- **WHAT IS REQUIRED**
Which lines contain the word "content"? Return each of them as written.

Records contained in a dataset
......
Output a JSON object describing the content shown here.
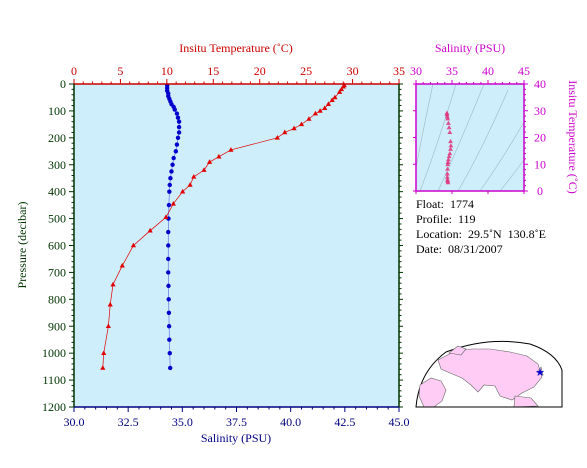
{
  "main_chart": {
    "temp_axis": {
      "label": "Insitu Temperature (˚C)",
      "range": [
        0,
        35
      ],
      "ticks": [
        0,
        5,
        10,
        15,
        20,
        25,
        30,
        35
      ]
    },
    "sal_axis": {
      "label": "Salinity (PSU)",
      "range": [
        30.0,
        45.0
      ],
      "ticks": [
        30.0,
        32.5,
        35.0,
        37.5,
        40.0,
        42.5,
        45.0
      ],
      "tick_labels": [
        "30.0",
        "32.5",
        "35.0",
        "37.5",
        "40.0",
        "42.5",
        "45.0"
      ]
    },
    "pressure_axis": {
      "label": "Pressure (decibar)",
      "range": [
        0,
        1200
      ],
      "inverted": true,
      "ticks": [
        0,
        100,
        200,
        300,
        400,
        500,
        600,
        700,
        800,
        900,
        1000,
        1100,
        1200
      ]
    }
  },
  "ts_chart": {
    "sal_axis": {
      "label": "Salinity (PSU)",
      "range": [
        30,
        45
      ],
      "ticks": [
        30,
        35,
        40,
        45
      ]
    },
    "temp_axis": {
      "label": "Insitu Temperature (˚C)",
      "range": [
        0,
        40
      ],
      "ticks": [
        0,
        10,
        20,
        30,
        40
      ]
    }
  },
  "info": {
    "float": "Float:  1774",
    "profile": "Profile:  119",
    "location": "Location:  29.5˚N  130.8˚E",
    "date": "Date:  08/31/2007"
  },
  "colors": {
    "temperature": "#e00000",
    "salinity": "#0000cc",
    "ts_points": "#e0307a",
    "plot_bg": "#cdeefa",
    "frame_main": "#cc0000",
    "frame_ts": "#cc00cc",
    "axis_bottom": "#000080",
    "axis_left": "#003300"
  },
  "chart_data": [
    {
      "type": "line",
      "series": [
        {
          "name": "Insitu Temperature (˚C)",
          "pressure": [
            5,
            10,
            20,
            30,
            50,
            60,
            75,
            90,
            100,
            110,
            130,
            150,
            165,
            180,
            200,
            245,
            270,
            290,
            320,
            345,
            375,
            400,
            445,
            495,
            545,
            600,
            675,
            745,
            820,
            900,
            1000,
            1055
          ],
          "temperature": [
            29.1,
            29.0,
            28.8,
            28.6,
            28.1,
            27.8,
            27.4,
            27.0,
            26.5,
            26.0,
            25.3,
            24.5,
            23.7,
            22.7,
            21.9,
            16.9,
            15.6,
            14.6,
            14.0,
            12.9,
            12.5,
            11.7,
            10.7,
            9.9,
            8.2,
            6.4,
            5.2,
            4.2,
            3.9,
            3.7,
            3.2,
            3.1
          ]
        },
        {
          "name": "Salinity (PSU)",
          "pressure": [
            5,
            15,
            25,
            35,
            45,
            55,
            65,
            75,
            85,
            95,
            110,
            125,
            140,
            160,
            180,
            200,
            225,
            250,
            275,
            300,
            325,
            350,
            375,
            400,
            450,
            500,
            550,
            600,
            650,
            700,
            750,
            800,
            850,
            900,
            950,
            1000,
            1055
          ],
          "salinity": [
            34.3,
            34.3,
            34.3,
            34.35,
            34.35,
            34.4,
            34.45,
            34.5,
            34.6,
            34.65,
            34.75,
            34.8,
            34.85,
            34.85,
            34.85,
            34.8,
            34.75,
            34.7,
            34.6,
            34.55,
            34.5,
            34.45,
            34.42,
            34.4,
            34.38,
            34.36,
            34.35,
            34.35,
            34.35,
            34.35,
            34.36,
            34.37,
            34.38,
            34.39,
            34.4,
            34.42,
            34.44
          ]
        }
      ]
    },
    {
      "type": "scatter",
      "xlabel": "Salinity (PSU)",
      "ylabel": "Insitu Temperature (˚C)",
      "xlim": [
        30,
        45
      ],
      "ylim": [
        0,
        40
      ],
      "series": [
        {
          "x": [
            34.3,
            34.3,
            34.35,
            34.4,
            34.5,
            34.6,
            34.7,
            34.8,
            34.85,
            34.8,
            34.7,
            34.6,
            34.5,
            34.45,
            34.4,
            34.38,
            34.36,
            34.35,
            34.37,
            34.4,
            34.44
          ],
          "y": [
            29.1,
            28.6,
            27.8,
            27.0,
            25.3,
            23.7,
            21.9,
            18.5,
            16.9,
            15.6,
            14.0,
            12.9,
            11.7,
            10.7,
            9.9,
            8.2,
            6.4,
            5.2,
            4.2,
            3.7,
            3.1
          ]
        }
      ]
    }
  ]
}
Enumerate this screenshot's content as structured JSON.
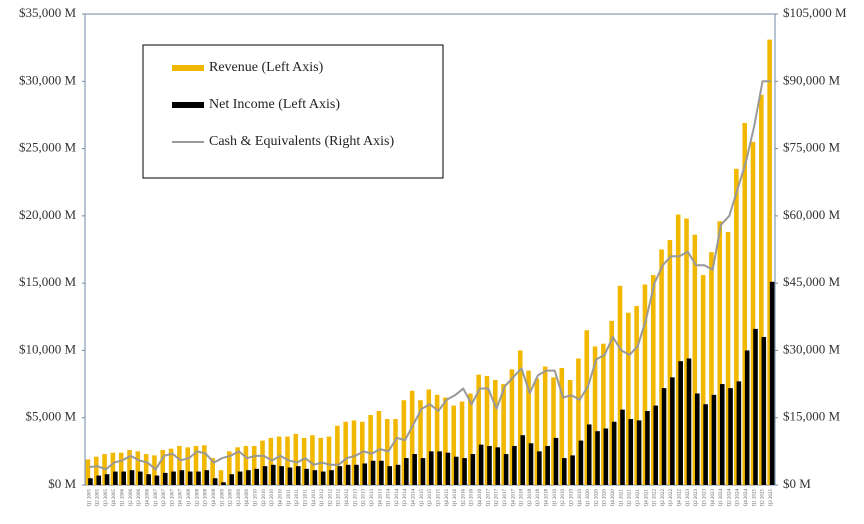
{
  "chart_data": {
    "type": "bar-line-dual-axis",
    "categories": [
      "Q1 2005",
      "Q2 2005",
      "Q3 2005",
      "Q4 2005",
      "Q1 2006",
      "Q2 2006",
      "Q3 2006",
      "Q4 2006",
      "Q1 2007",
      "Q2 2007",
      "Q3 2007",
      "Q4 2007",
      "Q1 2008",
      "Q2 2008",
      "Q3 2008",
      "Q4 2008",
      "Q1 2009",
      "Q2 2009",
      "Q3 2009",
      "Q4 2009",
      "Q1 2010",
      "Q2 2010",
      "Q3 2010",
      "Q4 2010",
      "Q1 2011",
      "Q2 2011",
      "Q3 2011",
      "Q4 2011",
      "Q1 2012",
      "Q2 2012",
      "Q3 2012",
      "Q4 2012",
      "Q1 2013",
      "Q2 2013",
      "Q3 2013",
      "Q4 2013",
      "Q1 2014",
      "Q2 2014",
      "Q3 2014",
      "Q4 2014",
      "Q1 2015",
      "Q2 2015",
      "Q3 2015",
      "Q4 2015",
      "Q1 2016",
      "Q2 2016",
      "Q3 2016",
      "Q4 2016",
      "Q1 2017",
      "Q2 2017",
      "Q3 2017",
      "Q4 2017",
      "Q1 2018",
      "Q2 2018",
      "Q3 2018",
      "Q4 2018",
      "Q1 2019",
      "Q2 2019",
      "Q3 2019",
      "Q4 2019",
      "Q1 2020",
      "Q2 2020",
      "Q3 2020",
      "Q4 2020",
      "Q1 2021",
      "Q2 2021",
      "Q3 2021",
      "Q4 2021",
      "Q1 2022",
      "Q2 2022",
      "Q3 2022",
      "Q4 2022",
      "Q1 2023",
      "Q2 2023",
      "Q3 2023",
      "Q4 2023",
      "Q1 2024",
      "Q2 2024",
      "Q3 2024",
      "Q4 2024",
      "Q1 2025",
      "Q2 2025",
      "Q3 2025"
    ],
    "series": [
      {
        "name": "Revenue (Left Axis)",
        "color": "#f2b800",
        "kind": "bar",
        "values": [
          1900,
          2100,
          2300,
          2400,
          2400,
          2600,
          2500,
          2300,
          2200,
          2600,
          2700,
          2900,
          2800,
          2900,
          2950,
          2000,
          1100,
          2500,
          2800,
          2900,
          2900,
          3300,
          3500,
          3600,
          3600,
          3800,
          3500,
          3700,
          3500,
          3600,
          4400,
          4700,
          4800,
          4700,
          5200,
          5500,
          4900,
          4900,
          6300,
          7000,
          6300,
          7100,
          6700,
          6500,
          5900,
          6200,
          6800,
          8200,
          8100,
          7800,
          7500,
          8600,
          10000,
          8500,
          7900,
          8800,
          8000,
          8700,
          7800,
          9400,
          11500,
          10300,
          10500,
          12200,
          14800,
          12800,
          13300,
          14900,
          15600,
          17500,
          18200,
          20100,
          19800,
          18600,
          15600,
          17300,
          19600,
          18800,
          23500,
          26900,
          25500,
          29000,
          33100
        ]
      },
      {
        "name": "Net Income (Left Axis)",
        "color": "#000000",
        "kind": "bar",
        "values": [
          500,
          700,
          800,
          1000,
          1000,
          1100,
          1000,
          800,
          700,
          900,
          1000,
          1100,
          1000,
          1000,
          1100,
          500,
          200,
          800,
          1000,
          1100,
          1200,
          1400,
          1500,
          1400,
          1300,
          1400,
          1200,
          1100,
          1000,
          1100,
          1400,
          1500,
          1500,
          1600,
          1800,
          1800,
          1400,
          1500,
          2000,
          2300,
          2000,
          2500,
          2500,
          2400,
          2100,
          2000,
          2300,
          3000,
          2900,
          2800,
          2300,
          2900,
          3700,
          3100,
          2500,
          2900,
          3500,
          2000,
          2200,
          3300,
          4500,
          4000,
          4200,
          4700,
          5600,
          4900,
          4800,
          5500,
          5900,
          7200,
          8000,
          9200,
          9400,
          6800,
          6000,
          6700,
          7500,
          7200,
          7700,
          10000,
          11600,
          11000,
          15100
        ]
      },
      {
        "name": "Cash & Equivalents (Right Axis)",
        "color": "#999999",
        "kind": "line",
        "axis": "y2",
        "values": [
          4000,
          4200,
          3500,
          5000,
          5500,
          6500,
          5500,
          5000,
          3500,
          6500,
          7000,
          5500,
          6000,
          7500,
          7000,
          5000,
          6000,
          6500,
          7500,
          6000,
          6500,
          6500,
          5500,
          6500,
          5500,
          5000,
          6000,
          4500,
          5000,
          4500,
          4500,
          6000,
          6500,
          7500,
          7000,
          8000,
          7500,
          10500,
          10000,
          13500,
          17000,
          18000,
          16500,
          19000,
          20000,
          21500,
          18000,
          21500,
          21500,
          17000,
          22000,
          24000,
          26000,
          20500,
          24500,
          25500,
          25500,
          19500,
          20000,
          19000,
          22000,
          28000,
          29000,
          33000,
          30000,
          29000,
          31000,
          37000,
          45000,
          49000,
          51000,
          51000,
          52000,
          49000,
          49000,
          48000,
          58000,
          60000,
          66000,
          72000,
          80000,
          90000,
          90000
        ]
      }
    ],
    "ylim": [
      0,
      35000
    ],
    "yticks": [
      {
        "value": 0,
        "label": "$0 M"
      },
      {
        "value": 5000,
        "label": "$5,000 M"
      },
      {
        "value": 10000,
        "label": "$10,000 M"
      },
      {
        "value": 15000,
        "label": "$15,000 M"
      },
      {
        "value": 20000,
        "label": "$20,000 M"
      },
      {
        "value": 25000,
        "label": "$25,000 M"
      },
      {
        "value": 30000,
        "label": "$30,000 M"
      },
      {
        "value": 35000,
        "label": "$35,000 M"
      }
    ],
    "y2lim": [
      0,
      105000
    ],
    "y2ticks": [
      {
        "value": 0,
        "label": "$0 M"
      },
      {
        "value": 15000,
        "label": "$15,000 M"
      },
      {
        "value": 30000,
        "label": "$30,000 M"
      },
      {
        "value": 45000,
        "label": "$45,000 M"
      },
      {
        "value": 60000,
        "label": "$60,000 M"
      },
      {
        "value": 75000,
        "label": "$75,000 M"
      },
      {
        "value": 90000,
        "label": "$90,000 M"
      },
      {
        "value": 105000,
        "label": "$105,000 M"
      }
    ],
    "grid": false,
    "legend": "upper left"
  }
}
......
- **FINISHED ANSWER**
Output a JSON object describing the content shown here.
Enumerate this screenshot's content as structured JSON.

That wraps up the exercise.